- _Exercise objective_
Among the entries below, copy every line that carries the word "which".
= Beginning of Section =
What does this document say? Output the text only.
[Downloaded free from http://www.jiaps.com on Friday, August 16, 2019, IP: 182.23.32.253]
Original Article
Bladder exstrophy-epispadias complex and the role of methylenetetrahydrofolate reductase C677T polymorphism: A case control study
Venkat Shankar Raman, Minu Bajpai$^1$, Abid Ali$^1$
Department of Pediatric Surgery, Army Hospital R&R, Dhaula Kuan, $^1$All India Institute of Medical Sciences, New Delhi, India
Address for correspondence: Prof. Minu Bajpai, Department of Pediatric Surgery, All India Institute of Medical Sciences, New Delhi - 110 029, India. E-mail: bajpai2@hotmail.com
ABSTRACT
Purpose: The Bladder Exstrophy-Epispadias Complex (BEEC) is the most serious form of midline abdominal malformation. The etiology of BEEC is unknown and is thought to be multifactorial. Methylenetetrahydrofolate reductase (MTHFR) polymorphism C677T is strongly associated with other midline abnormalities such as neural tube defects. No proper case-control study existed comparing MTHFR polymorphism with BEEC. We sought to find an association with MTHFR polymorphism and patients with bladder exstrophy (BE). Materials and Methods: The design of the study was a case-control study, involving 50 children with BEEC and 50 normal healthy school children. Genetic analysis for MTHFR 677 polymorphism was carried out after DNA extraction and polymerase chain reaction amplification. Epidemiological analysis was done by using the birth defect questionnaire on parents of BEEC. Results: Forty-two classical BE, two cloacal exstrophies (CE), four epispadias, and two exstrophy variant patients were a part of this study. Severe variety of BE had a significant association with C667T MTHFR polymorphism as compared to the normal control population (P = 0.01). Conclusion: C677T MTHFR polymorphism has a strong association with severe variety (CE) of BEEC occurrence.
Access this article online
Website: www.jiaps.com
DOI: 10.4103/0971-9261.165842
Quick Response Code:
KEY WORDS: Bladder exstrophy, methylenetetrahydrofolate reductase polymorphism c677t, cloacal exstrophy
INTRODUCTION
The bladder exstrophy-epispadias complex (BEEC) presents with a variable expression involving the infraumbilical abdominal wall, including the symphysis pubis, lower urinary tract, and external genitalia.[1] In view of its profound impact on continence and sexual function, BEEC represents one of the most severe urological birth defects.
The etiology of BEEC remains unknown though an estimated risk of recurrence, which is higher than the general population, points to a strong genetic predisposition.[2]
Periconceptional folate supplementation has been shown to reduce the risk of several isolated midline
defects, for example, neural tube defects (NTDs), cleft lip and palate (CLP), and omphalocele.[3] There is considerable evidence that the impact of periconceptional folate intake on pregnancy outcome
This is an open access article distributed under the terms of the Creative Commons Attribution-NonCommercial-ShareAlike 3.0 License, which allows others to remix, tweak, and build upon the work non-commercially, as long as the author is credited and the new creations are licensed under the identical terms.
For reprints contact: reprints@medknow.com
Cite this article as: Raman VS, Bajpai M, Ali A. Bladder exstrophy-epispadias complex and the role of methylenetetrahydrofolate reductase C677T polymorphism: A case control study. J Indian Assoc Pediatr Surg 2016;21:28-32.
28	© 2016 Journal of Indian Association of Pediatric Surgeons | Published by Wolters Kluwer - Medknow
= End of Section =
- _Task output_
The etiology of BEEC remains unknown though an estimated risk of recurrence, which is higher than the general population, points to a strong genetic predisposition.[2]
This is an open access article distributed under the terms of the Creative Commons Attribution-NonCommercial-ShareAlike 3.0 License, which allows others to remix, tweak, and build upon the work non-commercially, as long as the author is credited and the new creations are licensed under the identical terms.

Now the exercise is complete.